GIVEN TASK
Write out the entire listing below exactly as it appears, minus any pictures.

## BEGIN

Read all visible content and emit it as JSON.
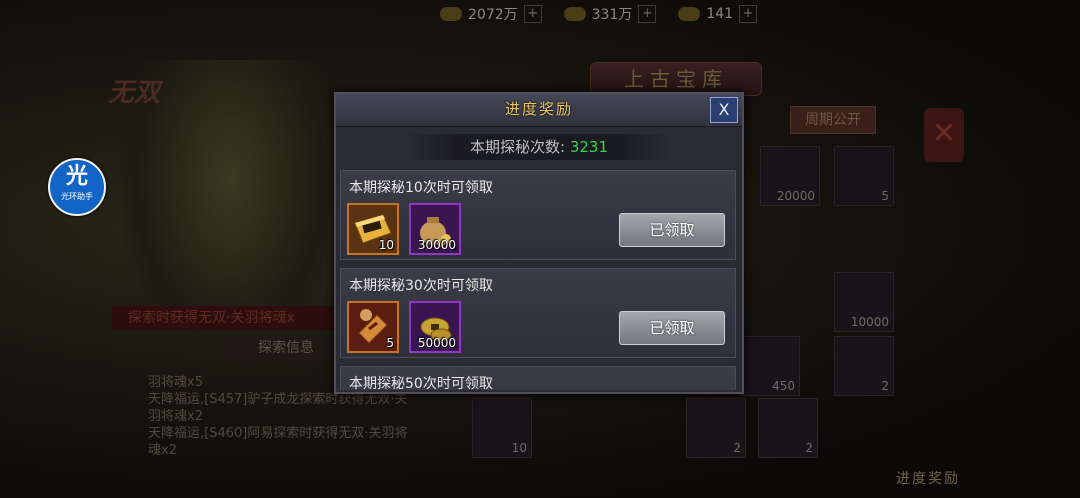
{
  "background": {
    "resources": [
      {
        "icon": "ingot-icon",
        "value": "2072万"
      },
      {
        "icon": "coin-icon",
        "value": "331万"
      },
      {
        "icon": "gem-icon",
        "value": "141"
      }
    ],
    "resource_plus": "+",
    "wushuang_label": "无双",
    "shop_title": "上古宝库",
    "publish_button": "周期公开",
    "slots": [
      {
        "qty": "20000"
      },
      {
        "qty": "5"
      },
      {
        "qty": "10000"
      },
      {
        "qty": "450"
      },
      {
        "qty": "2"
      },
      {
        "qty": "10"
      },
      {
        "qty": "2"
      },
      {
        "qty": "2"
      }
    ],
    "banner_text": "探索时获得无双·关羽将魂x",
    "tab_label": "探索信息",
    "log_lines": [
      "羽将魂x5",
      "天降福运,[S457]驴子成龙探索时获得无双·关",
      "羽将魂x2",
      "天降福运,[S460]阿易探索时获得无双·关羽将",
      "魂x2"
    ],
    "bottom_title": "进度奖励",
    "helper_glyph": "光",
    "helper_label": "光环助手"
  },
  "modal": {
    "title": "进度奖励",
    "close_label": "X",
    "count_label": "本期探秘次数:",
    "count_value": "3231",
    "rewards": [
      {
        "description": "本期探秘10次时可领取",
        "items": [
          {
            "icon": "gold-bar-icon",
            "quality": "orange",
            "qty": "10"
          },
          {
            "icon": "money-bag-icon",
            "quality": "purple",
            "qty": "30000"
          }
        ],
        "button_label": "已领取"
      },
      {
        "description": "本期探秘30次时可领取",
        "items": [
          {
            "icon": "scroll-token-icon",
            "quality": "orange",
            "qty": "5"
          },
          {
            "icon": "copper-coins-icon",
            "quality": "purple",
            "qty": "50000"
          }
        ],
        "button_label": "已领取"
      },
      {
        "description": "本期探秘50次时可领取",
        "items": [],
        "button_label": ""
      }
    ]
  },
  "colors": {
    "title_gold": "#e8c764",
    "count_green": "#3bd34a",
    "quality_orange": "#c9731d",
    "quality_purple": "#8f38c4",
    "close_blue": "#2c3f73"
  }
}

## END

RESPONSE
Read all visible content and emit it as JSON.
{
  "background": {
    "resources": [
      {
        "icon": "ingot-icon",
        "value": "2072万"
      },
      {
        "icon": "coin-icon",
        "value": "331万"
      },
      {
        "icon": "gem-icon",
        "value": "141"
      }
    ],
    "resource_plus": "+",
    "wushuang_label": "无双",
    "shop_title": "上古宝库",
    "publish_button": "周期公开",
    "slots": [
      {
        "qty": "20000"
      },
      {
        "qty": "5"
      },
      {
        "qty": "10000"
      },
      {
        "qty": "450"
      },
      {
        "qty": "2"
      },
      {
        "qty": "10"
      },
      {
        "qty": "2"
      },
      {
        "qty": "2"
      }
    ],
    "banner_text": "探索时获得无双·关羽将魂x",
    "tab_label": "探索信息",
    "log_lines": [
      "羽将魂x5",
      "天降福运,[S457]驴子成龙探索时获得无双·关",
      "羽将魂x2",
      "天降福运,[S460]阿易探索时获得无双·关羽将",
      "魂x2"
    ],
    "bottom_title": "进度奖励",
    "helper_glyph": "光",
    "helper_label": "光环助手"
  },
  "modal": {
    "title": "进度奖励",
    "close_label": "X",
    "count_label": "本期探秘次数:",
    "count_value": "3231",
    "rewards": [
      {
        "description": "本期探秘10次时可领取",
        "items": [
          {
            "icon": "gold-bar-icon",
            "quality": "orange",
            "qty": "10"
          },
          {
            "icon": "money-bag-icon",
            "quality": "purple",
            "qty": "30000"
          }
        ],
        "button_label": "已领取"
      },
      {
        "description": "本期探秘30次时可领取",
        "items": [
          {
            "icon": "scroll-token-icon",
            "quality": "orange",
            "qty": "5"
          },
          {
            "icon": "copper-coins-icon",
            "quality": "purple",
            "qty": "50000"
          }
        ],
        "button_label": "已领取"
      },
      {
        "description": "本期探秘50次时可领取",
        "items": [],
        "button_label": ""
      }
    ]
  },
  "colors": {
    "title_gold": "#e8c764",
    "count_green": "#3bd34a",
    "quality_orange": "#c9731d",
    "quality_purple": "#8f38c4",
    "close_blue": "#2c3f73"
  }
}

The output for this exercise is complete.